Page
# Firefox no longer supports RSS and Atom feeds



## sidetone (Dec 22, 2018)

I just found out that Firefox dropped support for RSS and Atoms feeds. At first, I wondered, if it was just Firefox on my computer or settings, that no longer handled feeds. All this time that Firefox was crashing constantly, I didn't notice it, until after I fixed that problem.


----------



## cbrace (Dec 22, 2018)

Yes. Live Bookmarks was one of my favourite Firefox features, but apparently few people used it. We were a very small minority.

If you are Thunderbird user: as you will have seen, the new release automatically created an export file of feeds in your home dir. This can be directly imported into Thunderbird, under the account *Blog and News Feeds*. This is a very workable alternative.


----------



## Cthulhux (Dec 22, 2018)

I can recommend to use a full-featured RSS reader instead. Having a filter functionality is great.

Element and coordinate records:
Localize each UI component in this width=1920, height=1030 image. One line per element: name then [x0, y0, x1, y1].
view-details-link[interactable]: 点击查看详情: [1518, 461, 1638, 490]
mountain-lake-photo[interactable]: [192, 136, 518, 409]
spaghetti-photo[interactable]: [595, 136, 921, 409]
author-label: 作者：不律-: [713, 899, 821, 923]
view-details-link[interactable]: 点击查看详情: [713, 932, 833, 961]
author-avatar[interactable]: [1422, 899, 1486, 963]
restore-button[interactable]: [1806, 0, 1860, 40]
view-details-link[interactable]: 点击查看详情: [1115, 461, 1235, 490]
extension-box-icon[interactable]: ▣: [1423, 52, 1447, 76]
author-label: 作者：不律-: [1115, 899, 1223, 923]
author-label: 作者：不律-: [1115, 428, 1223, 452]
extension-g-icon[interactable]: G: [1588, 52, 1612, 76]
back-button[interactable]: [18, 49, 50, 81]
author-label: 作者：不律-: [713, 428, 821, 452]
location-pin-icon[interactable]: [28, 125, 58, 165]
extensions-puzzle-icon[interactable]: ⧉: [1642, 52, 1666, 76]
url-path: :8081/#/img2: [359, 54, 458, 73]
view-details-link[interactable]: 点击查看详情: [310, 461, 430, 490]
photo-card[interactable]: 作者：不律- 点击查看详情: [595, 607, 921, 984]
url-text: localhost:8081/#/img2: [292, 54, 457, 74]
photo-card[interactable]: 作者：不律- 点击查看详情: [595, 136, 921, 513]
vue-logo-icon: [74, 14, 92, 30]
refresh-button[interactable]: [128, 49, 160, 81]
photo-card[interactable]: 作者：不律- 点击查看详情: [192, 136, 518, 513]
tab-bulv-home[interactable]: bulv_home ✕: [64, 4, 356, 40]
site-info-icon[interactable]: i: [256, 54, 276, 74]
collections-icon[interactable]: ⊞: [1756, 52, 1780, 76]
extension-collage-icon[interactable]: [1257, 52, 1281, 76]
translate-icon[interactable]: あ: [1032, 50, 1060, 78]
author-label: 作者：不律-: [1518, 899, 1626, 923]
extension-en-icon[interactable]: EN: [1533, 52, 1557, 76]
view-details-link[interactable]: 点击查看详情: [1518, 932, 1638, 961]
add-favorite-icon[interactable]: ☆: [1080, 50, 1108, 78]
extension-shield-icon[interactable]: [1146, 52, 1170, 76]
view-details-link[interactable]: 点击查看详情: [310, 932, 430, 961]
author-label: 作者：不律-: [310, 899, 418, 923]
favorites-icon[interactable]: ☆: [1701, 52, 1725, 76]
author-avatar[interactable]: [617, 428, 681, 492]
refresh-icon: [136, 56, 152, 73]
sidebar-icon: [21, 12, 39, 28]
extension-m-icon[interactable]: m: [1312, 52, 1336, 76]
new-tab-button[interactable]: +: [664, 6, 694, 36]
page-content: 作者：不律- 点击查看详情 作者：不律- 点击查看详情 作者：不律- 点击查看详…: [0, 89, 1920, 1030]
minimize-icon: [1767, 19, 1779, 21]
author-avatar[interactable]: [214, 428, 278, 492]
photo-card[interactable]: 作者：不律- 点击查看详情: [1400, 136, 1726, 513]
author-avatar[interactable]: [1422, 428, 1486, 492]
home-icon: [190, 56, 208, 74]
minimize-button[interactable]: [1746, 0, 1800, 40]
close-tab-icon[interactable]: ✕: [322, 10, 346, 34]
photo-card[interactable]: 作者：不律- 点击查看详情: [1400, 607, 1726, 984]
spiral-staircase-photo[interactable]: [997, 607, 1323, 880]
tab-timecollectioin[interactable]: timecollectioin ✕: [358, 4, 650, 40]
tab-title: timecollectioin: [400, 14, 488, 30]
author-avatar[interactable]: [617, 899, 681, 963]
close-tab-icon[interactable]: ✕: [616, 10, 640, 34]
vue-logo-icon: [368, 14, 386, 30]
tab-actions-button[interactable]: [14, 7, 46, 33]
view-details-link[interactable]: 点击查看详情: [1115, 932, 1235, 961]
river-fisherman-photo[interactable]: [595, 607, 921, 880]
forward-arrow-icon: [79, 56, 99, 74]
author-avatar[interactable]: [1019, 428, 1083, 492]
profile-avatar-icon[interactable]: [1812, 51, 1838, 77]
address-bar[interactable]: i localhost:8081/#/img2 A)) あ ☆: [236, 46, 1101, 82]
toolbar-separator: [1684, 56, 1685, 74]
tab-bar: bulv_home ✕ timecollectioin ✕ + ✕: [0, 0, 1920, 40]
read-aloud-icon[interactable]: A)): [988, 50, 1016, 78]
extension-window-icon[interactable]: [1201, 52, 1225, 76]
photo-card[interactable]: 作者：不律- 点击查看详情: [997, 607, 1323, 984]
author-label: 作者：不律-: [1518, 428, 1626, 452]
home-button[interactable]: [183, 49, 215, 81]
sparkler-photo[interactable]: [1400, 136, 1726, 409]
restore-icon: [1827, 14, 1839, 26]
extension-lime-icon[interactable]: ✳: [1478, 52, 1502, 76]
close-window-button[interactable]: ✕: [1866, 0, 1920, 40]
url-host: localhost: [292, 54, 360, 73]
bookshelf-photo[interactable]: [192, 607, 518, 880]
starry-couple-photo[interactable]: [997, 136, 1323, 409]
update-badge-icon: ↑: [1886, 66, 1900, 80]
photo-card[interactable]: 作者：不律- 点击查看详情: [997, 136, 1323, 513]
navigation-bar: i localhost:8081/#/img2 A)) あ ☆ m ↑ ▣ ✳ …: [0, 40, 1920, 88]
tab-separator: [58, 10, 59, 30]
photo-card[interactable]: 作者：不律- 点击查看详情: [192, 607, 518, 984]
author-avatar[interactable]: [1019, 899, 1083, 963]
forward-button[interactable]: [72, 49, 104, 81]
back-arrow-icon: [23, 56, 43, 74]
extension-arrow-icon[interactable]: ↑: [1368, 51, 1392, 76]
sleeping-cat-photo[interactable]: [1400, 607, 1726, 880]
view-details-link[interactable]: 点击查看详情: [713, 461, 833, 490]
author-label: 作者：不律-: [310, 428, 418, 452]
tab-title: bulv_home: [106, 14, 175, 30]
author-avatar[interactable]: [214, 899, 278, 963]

--

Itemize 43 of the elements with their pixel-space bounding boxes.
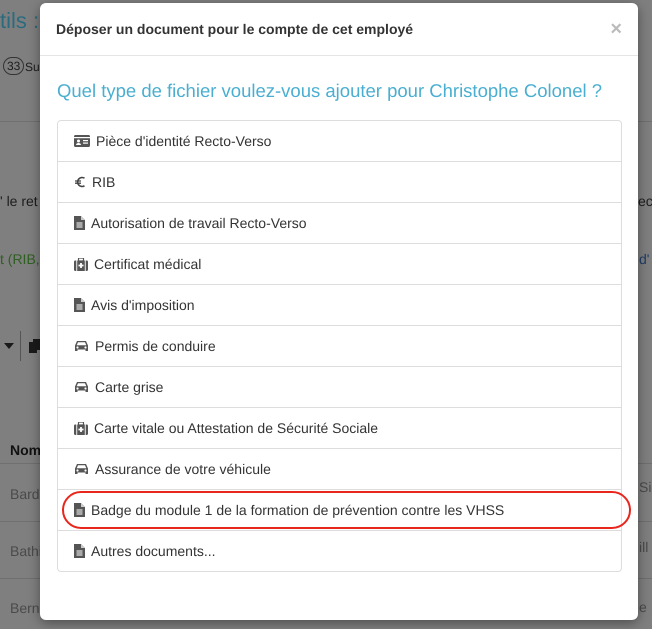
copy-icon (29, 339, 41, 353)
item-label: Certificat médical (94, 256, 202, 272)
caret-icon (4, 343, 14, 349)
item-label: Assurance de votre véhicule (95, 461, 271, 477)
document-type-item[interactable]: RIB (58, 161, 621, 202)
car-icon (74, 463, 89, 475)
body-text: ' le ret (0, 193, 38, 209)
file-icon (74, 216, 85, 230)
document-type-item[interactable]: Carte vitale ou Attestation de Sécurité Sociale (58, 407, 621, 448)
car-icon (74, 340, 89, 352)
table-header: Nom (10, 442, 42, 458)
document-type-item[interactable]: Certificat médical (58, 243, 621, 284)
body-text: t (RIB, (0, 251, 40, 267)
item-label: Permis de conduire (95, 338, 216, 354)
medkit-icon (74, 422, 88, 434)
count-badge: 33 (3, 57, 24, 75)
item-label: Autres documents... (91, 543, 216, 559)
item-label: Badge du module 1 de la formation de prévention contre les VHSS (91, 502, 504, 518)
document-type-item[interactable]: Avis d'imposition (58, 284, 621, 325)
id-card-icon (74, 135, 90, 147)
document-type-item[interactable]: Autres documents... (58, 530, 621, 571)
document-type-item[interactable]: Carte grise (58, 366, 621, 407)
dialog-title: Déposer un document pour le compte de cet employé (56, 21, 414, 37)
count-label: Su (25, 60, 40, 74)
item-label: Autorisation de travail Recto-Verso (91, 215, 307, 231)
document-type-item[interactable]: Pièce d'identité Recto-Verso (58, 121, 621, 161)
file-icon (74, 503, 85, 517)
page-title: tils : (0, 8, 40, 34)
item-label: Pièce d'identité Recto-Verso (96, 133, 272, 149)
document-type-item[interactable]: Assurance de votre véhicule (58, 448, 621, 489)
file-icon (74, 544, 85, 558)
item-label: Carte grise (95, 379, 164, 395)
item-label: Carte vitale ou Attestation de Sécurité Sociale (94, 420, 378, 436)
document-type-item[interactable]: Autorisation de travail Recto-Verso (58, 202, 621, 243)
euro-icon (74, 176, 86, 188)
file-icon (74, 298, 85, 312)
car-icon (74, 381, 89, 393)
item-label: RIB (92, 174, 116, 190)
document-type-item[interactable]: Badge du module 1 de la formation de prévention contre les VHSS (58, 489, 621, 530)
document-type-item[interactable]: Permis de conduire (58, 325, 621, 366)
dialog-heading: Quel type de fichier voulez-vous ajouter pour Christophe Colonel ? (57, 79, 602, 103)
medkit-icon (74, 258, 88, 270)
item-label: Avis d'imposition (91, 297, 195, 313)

* * *

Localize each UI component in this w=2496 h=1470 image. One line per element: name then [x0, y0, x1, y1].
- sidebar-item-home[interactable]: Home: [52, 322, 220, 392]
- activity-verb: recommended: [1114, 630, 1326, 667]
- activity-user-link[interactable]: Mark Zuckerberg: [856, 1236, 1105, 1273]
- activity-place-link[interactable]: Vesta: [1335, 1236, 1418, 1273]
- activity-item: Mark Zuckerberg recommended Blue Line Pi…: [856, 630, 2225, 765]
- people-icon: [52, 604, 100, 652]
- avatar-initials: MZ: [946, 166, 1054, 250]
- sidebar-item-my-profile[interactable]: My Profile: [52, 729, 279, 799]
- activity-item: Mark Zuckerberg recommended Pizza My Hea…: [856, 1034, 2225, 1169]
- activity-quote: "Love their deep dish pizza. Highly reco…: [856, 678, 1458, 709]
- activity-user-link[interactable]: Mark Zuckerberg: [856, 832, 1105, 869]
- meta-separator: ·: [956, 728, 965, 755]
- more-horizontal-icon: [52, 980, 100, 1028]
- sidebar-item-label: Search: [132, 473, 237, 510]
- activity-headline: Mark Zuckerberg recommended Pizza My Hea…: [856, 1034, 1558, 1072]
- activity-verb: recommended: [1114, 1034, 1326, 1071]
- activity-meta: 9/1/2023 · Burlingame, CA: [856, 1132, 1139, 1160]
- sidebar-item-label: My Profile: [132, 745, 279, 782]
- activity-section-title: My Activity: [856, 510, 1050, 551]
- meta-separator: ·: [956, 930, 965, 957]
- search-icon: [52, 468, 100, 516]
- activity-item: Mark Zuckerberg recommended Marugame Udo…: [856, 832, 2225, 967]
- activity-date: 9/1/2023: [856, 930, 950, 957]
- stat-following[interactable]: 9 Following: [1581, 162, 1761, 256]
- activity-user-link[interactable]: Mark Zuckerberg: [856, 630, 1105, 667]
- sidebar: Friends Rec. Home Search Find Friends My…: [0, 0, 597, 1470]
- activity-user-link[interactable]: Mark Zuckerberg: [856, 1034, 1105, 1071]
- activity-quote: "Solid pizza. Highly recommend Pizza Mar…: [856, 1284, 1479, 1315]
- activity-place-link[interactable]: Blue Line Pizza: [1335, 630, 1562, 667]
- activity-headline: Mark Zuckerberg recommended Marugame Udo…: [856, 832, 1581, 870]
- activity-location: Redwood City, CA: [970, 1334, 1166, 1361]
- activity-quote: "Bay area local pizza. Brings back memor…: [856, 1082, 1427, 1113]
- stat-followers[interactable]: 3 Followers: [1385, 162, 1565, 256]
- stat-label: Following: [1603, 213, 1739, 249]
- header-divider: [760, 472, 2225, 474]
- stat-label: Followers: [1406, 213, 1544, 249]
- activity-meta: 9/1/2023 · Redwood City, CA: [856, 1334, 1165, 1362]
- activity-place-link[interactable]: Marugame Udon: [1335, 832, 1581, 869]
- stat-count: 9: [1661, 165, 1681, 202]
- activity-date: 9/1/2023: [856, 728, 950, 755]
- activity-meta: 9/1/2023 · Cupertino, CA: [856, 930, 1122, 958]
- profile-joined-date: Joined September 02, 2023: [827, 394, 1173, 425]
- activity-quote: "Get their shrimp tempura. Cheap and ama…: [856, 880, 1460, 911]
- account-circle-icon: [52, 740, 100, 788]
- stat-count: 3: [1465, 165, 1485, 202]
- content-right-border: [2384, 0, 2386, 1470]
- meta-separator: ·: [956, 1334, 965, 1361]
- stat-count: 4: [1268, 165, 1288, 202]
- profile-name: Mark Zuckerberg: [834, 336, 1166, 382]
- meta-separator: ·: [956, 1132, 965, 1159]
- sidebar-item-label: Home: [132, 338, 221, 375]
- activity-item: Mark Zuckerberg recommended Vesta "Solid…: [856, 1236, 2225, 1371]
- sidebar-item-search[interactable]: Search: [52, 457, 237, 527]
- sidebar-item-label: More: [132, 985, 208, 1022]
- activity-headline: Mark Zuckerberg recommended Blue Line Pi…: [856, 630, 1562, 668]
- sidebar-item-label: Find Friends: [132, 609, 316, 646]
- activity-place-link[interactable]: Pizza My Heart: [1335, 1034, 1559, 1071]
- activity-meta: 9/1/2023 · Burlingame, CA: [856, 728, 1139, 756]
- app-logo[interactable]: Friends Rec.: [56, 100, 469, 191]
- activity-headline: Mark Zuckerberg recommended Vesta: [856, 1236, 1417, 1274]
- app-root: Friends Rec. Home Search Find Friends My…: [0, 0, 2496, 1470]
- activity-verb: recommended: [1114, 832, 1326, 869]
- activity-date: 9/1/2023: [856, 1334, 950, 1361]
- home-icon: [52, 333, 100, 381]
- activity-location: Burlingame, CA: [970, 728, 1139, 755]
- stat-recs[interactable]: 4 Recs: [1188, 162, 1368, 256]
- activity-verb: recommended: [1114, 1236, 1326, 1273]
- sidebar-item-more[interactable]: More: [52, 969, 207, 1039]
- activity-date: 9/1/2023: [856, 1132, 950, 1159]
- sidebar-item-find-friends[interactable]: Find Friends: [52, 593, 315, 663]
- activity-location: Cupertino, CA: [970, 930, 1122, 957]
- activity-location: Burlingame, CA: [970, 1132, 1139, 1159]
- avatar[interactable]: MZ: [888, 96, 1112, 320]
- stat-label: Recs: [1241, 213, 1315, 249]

Problem 1
Answer these questions about the Firefox feeds thread:
(a) Which Firefox feature does cbrace call one of their favourites?
(b) Under which Thunderbird account can the exported feeds file be imported?
(c) What functionality of a full-featured RSS reader does Cthulhux call great?
Problem 2
Reproduce, word for word, the part of the Firefox feeds thread running from "I just found" to "very small minority.".
Problem 3
Go on with the Firefox feeds thread from the point where it stops.

Result 1
(a) Live Bookmarks
(b) Blog and News Feeds
(c) Filter functionality

Result 2
I just found out that Firefox dropped support for RSS and Atoms feeds. At first, I wondered, if it was just Firefox on my computer or settings, that no longer handled feeds. All this time that Firefox was crashing constantly, I didn't notice it, until after I fixed that problem.


----------



## cbrace (Dec 22, 2018)

Yes. Live Bookmarks was one of my favourite Firefox features, but apparently few people used it. We were a very small minority.

Result 3
----------



## sidetone (Dec 22, 2018)

I'm installing www/newsboat as a console reader.

I was thinking of which atom/rss reader to use since yesterday. I used to use Thunderbird for atom/rss, but I rather it be in my browser or have a dedicated reader. www/syndigator uses gtk2, but it wants gnome-vfs and so far only mentions it reads rss feeds. I'll keep looking at other atom/rss readers.


----------



## trev (Dec 22, 2018)

sidetone said:


> I just found out that Firefox dropped support for RSS and Atoms feeds.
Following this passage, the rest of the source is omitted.